| Exercise objective |
Scan the material below for the string "sont", and copy every line where it shows up.

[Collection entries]
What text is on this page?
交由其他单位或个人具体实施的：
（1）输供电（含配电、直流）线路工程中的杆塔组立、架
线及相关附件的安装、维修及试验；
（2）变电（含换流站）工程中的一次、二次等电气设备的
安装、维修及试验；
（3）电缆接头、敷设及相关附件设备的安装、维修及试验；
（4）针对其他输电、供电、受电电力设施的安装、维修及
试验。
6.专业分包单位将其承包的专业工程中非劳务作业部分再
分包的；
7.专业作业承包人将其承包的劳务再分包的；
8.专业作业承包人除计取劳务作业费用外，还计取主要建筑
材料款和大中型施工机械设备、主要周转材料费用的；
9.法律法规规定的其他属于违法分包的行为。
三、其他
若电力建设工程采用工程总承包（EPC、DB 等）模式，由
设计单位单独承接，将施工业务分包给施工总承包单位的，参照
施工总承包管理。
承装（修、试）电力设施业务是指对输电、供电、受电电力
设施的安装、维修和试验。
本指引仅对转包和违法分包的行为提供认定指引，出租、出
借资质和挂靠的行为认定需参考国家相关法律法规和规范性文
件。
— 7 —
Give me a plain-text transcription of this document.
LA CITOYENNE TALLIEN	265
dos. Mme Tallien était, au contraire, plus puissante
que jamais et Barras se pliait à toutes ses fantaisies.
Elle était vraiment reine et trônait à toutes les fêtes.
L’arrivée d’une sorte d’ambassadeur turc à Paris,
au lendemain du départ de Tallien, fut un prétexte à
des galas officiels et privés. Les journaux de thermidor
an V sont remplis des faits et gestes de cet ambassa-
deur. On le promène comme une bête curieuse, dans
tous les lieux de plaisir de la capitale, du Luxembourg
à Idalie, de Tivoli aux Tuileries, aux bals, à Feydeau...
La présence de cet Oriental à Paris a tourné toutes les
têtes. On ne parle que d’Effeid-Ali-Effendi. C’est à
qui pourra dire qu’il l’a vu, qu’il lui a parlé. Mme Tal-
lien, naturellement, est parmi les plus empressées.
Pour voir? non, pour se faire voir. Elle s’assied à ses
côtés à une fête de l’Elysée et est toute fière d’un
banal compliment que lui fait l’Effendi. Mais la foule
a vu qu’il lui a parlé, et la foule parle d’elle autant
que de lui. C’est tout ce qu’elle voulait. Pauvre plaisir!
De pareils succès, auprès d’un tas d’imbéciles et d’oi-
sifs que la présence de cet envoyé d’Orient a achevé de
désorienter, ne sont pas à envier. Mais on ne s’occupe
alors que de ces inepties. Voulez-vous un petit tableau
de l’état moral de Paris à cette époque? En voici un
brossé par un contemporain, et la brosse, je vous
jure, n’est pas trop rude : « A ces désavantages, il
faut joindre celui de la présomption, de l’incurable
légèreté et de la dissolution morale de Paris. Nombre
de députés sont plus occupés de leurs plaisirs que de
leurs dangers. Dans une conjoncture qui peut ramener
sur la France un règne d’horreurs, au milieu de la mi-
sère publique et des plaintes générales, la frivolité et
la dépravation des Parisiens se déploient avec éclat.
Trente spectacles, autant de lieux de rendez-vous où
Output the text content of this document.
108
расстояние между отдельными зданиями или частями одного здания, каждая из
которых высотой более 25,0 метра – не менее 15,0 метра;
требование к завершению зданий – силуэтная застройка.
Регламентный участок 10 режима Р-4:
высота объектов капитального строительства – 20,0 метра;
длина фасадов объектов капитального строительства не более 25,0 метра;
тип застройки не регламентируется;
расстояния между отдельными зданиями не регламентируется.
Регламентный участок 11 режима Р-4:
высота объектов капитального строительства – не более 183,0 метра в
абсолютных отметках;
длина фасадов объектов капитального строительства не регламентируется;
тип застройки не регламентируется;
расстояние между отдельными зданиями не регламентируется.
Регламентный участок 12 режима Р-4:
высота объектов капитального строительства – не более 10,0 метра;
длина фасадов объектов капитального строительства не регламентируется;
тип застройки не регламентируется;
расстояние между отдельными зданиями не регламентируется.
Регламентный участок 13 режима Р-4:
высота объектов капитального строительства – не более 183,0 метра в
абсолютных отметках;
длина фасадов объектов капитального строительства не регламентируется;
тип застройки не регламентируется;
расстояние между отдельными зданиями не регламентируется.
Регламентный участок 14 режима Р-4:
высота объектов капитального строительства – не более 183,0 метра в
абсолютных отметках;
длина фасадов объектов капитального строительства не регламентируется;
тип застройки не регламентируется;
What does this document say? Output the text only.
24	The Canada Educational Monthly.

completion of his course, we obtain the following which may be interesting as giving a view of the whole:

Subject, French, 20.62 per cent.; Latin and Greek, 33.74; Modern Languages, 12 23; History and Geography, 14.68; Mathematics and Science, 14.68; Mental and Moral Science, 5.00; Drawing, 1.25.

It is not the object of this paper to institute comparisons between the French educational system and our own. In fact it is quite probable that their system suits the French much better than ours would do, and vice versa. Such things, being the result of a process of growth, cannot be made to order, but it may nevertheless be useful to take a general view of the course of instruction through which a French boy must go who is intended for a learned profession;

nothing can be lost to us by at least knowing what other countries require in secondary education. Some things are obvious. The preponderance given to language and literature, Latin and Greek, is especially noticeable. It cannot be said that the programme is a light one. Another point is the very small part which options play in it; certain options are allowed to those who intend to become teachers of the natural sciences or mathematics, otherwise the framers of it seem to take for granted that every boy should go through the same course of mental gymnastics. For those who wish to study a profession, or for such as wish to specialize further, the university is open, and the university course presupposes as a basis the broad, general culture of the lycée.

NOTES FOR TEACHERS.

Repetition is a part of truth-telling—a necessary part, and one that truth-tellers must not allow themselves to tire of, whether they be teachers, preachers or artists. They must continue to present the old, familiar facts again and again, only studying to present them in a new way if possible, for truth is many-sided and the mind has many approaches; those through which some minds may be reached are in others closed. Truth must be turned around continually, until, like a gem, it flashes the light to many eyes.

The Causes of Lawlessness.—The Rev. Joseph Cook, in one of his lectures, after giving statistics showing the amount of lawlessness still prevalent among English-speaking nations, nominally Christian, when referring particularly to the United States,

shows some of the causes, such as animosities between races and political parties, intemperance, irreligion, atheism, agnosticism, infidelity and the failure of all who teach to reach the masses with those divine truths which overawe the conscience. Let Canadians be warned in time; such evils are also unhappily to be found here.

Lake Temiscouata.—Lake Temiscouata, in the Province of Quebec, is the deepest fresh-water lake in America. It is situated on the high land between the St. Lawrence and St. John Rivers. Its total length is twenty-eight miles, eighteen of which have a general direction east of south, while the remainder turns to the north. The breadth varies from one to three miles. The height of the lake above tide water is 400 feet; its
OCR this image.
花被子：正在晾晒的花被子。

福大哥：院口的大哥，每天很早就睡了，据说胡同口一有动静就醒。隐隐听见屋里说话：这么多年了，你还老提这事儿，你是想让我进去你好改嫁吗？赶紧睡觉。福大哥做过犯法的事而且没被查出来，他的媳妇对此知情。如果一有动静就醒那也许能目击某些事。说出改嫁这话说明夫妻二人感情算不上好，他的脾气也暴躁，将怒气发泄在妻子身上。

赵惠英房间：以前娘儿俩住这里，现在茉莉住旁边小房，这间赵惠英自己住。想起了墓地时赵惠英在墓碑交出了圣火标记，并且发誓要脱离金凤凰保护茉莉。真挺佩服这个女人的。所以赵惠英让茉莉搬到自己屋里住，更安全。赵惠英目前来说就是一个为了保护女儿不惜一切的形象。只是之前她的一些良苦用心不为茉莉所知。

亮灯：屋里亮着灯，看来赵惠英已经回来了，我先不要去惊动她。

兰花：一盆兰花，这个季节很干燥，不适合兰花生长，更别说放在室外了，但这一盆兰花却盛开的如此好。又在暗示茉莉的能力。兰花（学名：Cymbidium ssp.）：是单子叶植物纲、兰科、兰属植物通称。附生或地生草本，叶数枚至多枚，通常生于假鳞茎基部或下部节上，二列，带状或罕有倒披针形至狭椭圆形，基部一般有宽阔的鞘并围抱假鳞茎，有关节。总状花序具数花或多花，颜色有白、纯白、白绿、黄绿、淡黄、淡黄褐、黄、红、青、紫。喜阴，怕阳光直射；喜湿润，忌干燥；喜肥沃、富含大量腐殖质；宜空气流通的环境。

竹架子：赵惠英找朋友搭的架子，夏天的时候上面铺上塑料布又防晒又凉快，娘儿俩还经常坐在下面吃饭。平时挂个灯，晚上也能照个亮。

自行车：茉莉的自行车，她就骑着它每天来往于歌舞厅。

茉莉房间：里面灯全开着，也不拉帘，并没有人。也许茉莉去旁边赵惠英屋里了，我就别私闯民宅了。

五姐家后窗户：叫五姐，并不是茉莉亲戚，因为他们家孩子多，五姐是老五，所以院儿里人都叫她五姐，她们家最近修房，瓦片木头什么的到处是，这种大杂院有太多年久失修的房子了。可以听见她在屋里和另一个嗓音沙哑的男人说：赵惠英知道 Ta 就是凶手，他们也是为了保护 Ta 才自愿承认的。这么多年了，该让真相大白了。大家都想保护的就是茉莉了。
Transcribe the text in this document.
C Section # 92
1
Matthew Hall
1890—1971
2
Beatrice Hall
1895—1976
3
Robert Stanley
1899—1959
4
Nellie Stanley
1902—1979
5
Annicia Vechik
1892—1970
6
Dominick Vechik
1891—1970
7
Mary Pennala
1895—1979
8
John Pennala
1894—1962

| Result for this exercise |
an V sont remplis des faits et gestes de cet ambassa-
désorienter, ne sont pas à envier. Mais on ne s’occupe
de députés sont plus occupés de leurs plaisirs que de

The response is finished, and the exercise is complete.